## Given exercise
Transcribe the material in full, exactly as written.

— start of Records shown —

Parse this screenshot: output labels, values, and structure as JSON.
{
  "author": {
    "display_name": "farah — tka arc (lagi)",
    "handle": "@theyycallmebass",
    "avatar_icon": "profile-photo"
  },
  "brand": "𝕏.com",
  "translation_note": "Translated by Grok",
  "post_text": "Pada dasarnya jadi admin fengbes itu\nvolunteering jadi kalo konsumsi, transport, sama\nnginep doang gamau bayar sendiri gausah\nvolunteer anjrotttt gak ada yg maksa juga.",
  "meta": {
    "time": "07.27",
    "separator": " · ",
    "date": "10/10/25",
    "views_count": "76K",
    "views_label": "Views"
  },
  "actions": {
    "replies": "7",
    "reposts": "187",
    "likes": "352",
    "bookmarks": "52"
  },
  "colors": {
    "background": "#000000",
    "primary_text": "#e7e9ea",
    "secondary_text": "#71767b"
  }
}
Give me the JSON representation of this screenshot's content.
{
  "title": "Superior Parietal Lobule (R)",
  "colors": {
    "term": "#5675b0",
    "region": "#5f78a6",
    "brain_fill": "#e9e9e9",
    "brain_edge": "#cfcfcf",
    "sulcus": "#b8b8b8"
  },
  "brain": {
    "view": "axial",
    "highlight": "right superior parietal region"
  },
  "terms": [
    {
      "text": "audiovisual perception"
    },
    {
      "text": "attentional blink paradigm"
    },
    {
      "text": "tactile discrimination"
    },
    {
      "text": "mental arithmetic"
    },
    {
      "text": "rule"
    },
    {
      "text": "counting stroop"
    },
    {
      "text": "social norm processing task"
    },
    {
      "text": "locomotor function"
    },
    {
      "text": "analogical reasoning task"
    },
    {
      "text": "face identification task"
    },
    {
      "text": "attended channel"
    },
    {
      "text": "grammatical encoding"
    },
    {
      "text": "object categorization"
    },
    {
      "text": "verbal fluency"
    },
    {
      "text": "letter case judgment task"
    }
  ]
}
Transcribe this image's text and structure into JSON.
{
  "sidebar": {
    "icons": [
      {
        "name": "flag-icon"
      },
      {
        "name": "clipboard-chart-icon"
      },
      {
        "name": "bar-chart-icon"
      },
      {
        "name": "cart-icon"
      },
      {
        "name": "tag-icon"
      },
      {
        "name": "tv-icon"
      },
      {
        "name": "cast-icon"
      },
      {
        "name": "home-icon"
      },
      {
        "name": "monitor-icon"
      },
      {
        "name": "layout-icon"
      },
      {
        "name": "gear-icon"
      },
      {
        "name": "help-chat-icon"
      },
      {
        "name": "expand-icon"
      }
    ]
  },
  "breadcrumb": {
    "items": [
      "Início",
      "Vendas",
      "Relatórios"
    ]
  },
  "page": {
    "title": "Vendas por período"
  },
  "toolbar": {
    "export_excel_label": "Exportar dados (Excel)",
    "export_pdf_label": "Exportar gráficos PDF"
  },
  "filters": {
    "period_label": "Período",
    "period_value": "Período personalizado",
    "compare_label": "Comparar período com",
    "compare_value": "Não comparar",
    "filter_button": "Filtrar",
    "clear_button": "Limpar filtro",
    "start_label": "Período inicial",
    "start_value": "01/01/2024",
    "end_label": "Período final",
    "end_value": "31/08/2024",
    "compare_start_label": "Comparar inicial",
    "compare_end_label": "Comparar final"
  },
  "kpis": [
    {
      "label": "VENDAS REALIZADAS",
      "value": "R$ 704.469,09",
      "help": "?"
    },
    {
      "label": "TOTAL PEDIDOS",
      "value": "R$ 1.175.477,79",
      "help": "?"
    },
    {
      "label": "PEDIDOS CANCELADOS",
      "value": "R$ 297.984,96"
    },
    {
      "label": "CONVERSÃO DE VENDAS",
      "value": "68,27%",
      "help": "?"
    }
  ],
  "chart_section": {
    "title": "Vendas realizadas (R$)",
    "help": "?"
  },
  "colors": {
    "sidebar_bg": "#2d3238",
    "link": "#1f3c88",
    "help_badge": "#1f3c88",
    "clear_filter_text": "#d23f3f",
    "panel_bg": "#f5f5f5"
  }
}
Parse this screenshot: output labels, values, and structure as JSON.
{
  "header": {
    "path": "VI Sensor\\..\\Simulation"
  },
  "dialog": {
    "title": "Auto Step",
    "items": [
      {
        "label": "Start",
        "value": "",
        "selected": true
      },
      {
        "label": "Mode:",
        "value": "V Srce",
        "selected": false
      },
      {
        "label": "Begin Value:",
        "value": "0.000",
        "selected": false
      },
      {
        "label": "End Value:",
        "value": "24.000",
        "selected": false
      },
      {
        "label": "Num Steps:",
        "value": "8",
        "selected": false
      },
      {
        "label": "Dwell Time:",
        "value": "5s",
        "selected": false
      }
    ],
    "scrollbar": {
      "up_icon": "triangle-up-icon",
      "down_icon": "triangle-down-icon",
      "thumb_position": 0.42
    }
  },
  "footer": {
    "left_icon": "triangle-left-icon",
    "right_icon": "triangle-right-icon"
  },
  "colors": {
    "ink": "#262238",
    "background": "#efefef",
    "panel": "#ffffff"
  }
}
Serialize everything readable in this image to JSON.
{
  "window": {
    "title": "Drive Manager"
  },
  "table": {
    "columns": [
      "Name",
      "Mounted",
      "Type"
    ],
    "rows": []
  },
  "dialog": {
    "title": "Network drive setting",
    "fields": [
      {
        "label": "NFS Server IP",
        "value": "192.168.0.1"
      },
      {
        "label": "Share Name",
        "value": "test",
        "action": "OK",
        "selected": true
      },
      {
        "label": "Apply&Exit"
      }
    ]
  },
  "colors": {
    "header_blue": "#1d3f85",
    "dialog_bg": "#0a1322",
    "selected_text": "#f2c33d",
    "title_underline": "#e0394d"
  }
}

— end of Records shown —

## Correct output
Parse this screenshot: output labels, values, and structure as JSON.
{
  "author": {
    "display_name": "farah — tka arc (lagi)",
    "handle": "@theyycallmebass",
    "avatar_icon": "profile-photo"
  },
  "brand": "𝕏.com",
  "translation_note": "Translated by Grok",
  "post_text": "Pada dasarnya jadi admin fengbes itu\nvolunteering jadi kalo konsumsi, transport, sama\nnginep doang gamau bayar sendiri gausah\nvolunteer anjrotttt gak ada yg maksa juga.",
  "meta": {
    "time": "07.27",
    "separator": " · ",
    "date": "10/10/25",
    "views_count": "76K",
    "views_label": "Views"
  },
  "actions": {
    "replies": "7",
    "reposts": "187",
    "likes": "352",
    "bookmarks": "52"
  },
  "colors": {
    "background": "#000000",
    "primary_text": "#e7e9ea",
    "secondary_text": "#71767b"
  }
}
Give me the JSON representation of this screenshot's content.
{
  "title": "Superior Parietal Lobule (R)",
  "colors": {
    "term": "#5675b0",
    "region": "#5f78a6",
    "brain_fill": "#e9e9e9",
    "brain_edge": "#cfcfcf",
    "sulcus": "#b8b8b8"
  },
  "brain": {
    "view": "axial",
    "highlight": "right superior parietal region"
  },
  "terms": [
    {
      "text": "audiovisual perception"
    },
    {
      "text": "attentional blink paradigm"
    },
    {
      "text": "tactile discrimination"
    },
    {
      "text": "mental arithmetic"
    },
    {
      "text": "rule"
    },
    {
      "text": "counting stroop"
    },
    {
      "text": "social norm processing task"
    },
    {
      "text": "locomotor function"
    },
    {
      "text": "analogical reasoning task"
    },
    {
      "text": "face identification task"
    },
    {
      "text": "attended channel"
    },
    {
      "text": "grammatical encoding"
    },
    {
      "text": "object categorization"
    },
    {
      "text": "verbal fluency"
    },
    {
      "text": "letter case judgment task"
    }
  ]
}
Transcribe this image's text and structure into JSON.
{
  "sidebar": {
    "icons": [
      {
        "name": "flag-icon"
      },
      {
        "name": "clipboard-chart-icon"
      },
      {
        "name": "bar-chart-icon"
      },
      {
        "name": "cart-icon"
      },
      {
        "name": "tag-icon"
      },
      {
        "name": "tv-icon"
      },
      {
        "name": "cast-icon"
      },
      {
        "name": "home-icon"
      },
      {
        "name": "monitor-icon"
      },
      {
        "name": "layout-icon"
      },
      {
        "name": "gear-icon"
      },
      {
        "name": "help-chat-icon"
      },
      {
        "name": "expand-icon"
      }
    ]
  },
  "breadcrumb": {
    "items": [
      "Início",
      "Vendas",
      "Relatórios"
    ]
  },
  "page": {
    "title": "Vendas por período"
  },
  "toolbar": {
    "export_excel_label": "Exportar dados (Excel)",
    "export_pdf_label": "Exportar gráficos PDF"
  },
  "filters": {
    "period_label": "Período",
    "period_value": "Período personalizado",
    "compare_label": "Comparar período com",
    "compare_value": "Não comparar",
    "filter_button": "Filtrar",
    "clear_button": "Limpar filtro",
    "start_label": "Período inicial",
    "start_value": "01/01/2024",
    "end_label": "Período final",
    "end_value": "31/08/2024",
    "compare_start_label": "Comparar inicial",
    "compare_end_label": "Comparar final"
  },
  "kpis": [
    {
      "label": "VENDAS REALIZADAS",
      "value": "R$ 704.469,09",
      "help": "?"
    },
    {
      "label": "TOTAL PEDIDOS",
      "value": "R$ 1.175.477,79",
      "help": "?"
    },
    {
      "label": "PEDIDOS CANCELADOS",
      "value": "R$ 297.984,96"
    },
    {
      "label": "CONVERSÃO DE VENDAS",
      "value": "68,27%",
      "help": "?"
    }
  ],
  "chart_section": {
    "title": "Vendas realizadas (R$)",
    "help": "?"
  },
  "colors": {
    "sidebar_bg": "#2d3238",
    "link": "#1f3c88",
    "help_badge": "#1f3c88",
    "clear_filter_text": "#d23f3f",
    "panel_bg": "#f5f5f5"
  }
}
Parse this screenshot: output labels, values, and structure as JSON.
{
  "header": {
    "path": "VI Sensor\\..\\Simulation"
  },
  "dialog": {
    "title": "Auto Step",
    "items": [
      {
        "label": "Start",
        "value": "",
        "selected": true
      },
      {
        "label": "Mode:",
        "value": "V Srce",
        "selected": false
      },
      {
        "label": "Begin Value:",
        "value": "0.000",
        "selected": false
      },
      {
        "label": "End Value:",
        "value": "24.000",
        "selected": false
      },
      {
        "label": "Num Steps:",
        "value": "8",
        "selected": false
      },
      {
        "label": "Dwell Time:",
        "value": "5s",
        "selected": false
      }
    ],
    "scrollbar": {
      "up_icon": "triangle-up-icon",
      "down_icon": "triangle-down-icon",
      "thumb_position": 0.42
    }
  },
  "footer": {
    "left_icon": "triangle-left-icon",
    "right_icon": "triangle-right-icon"
  },
  "colors": {
    "ink": "#262238",
    "background": "#efefef",
    "panel": "#ffffff"
  }
}
Serialize everything readable in this image to JSON.
{
  "window": {
    "title": "Drive Manager"
  },
  "table": {
    "columns": [
      "Name",
      "Mounted",
      "Type"
    ],
    "rows": []
  },
  "dialog": {
    "title": "Network drive setting",
    "fields": [
      {
        "label": "NFS Server IP",
        "value": "192.168.0.1"
      },
      {
        "label": "Share Name",
        "value": "test",
        "action": "OK",
        "selected": true
      },
      {
        "label": "Apply&Exit"
      }
    ]
  },
  "colors": {
    "header_blue": "#1d3f85",
    "dialog_bg": "#0a1322",
    "selected_text": "#f2c33d",
    "title_underline": "#e0394d"
  }
}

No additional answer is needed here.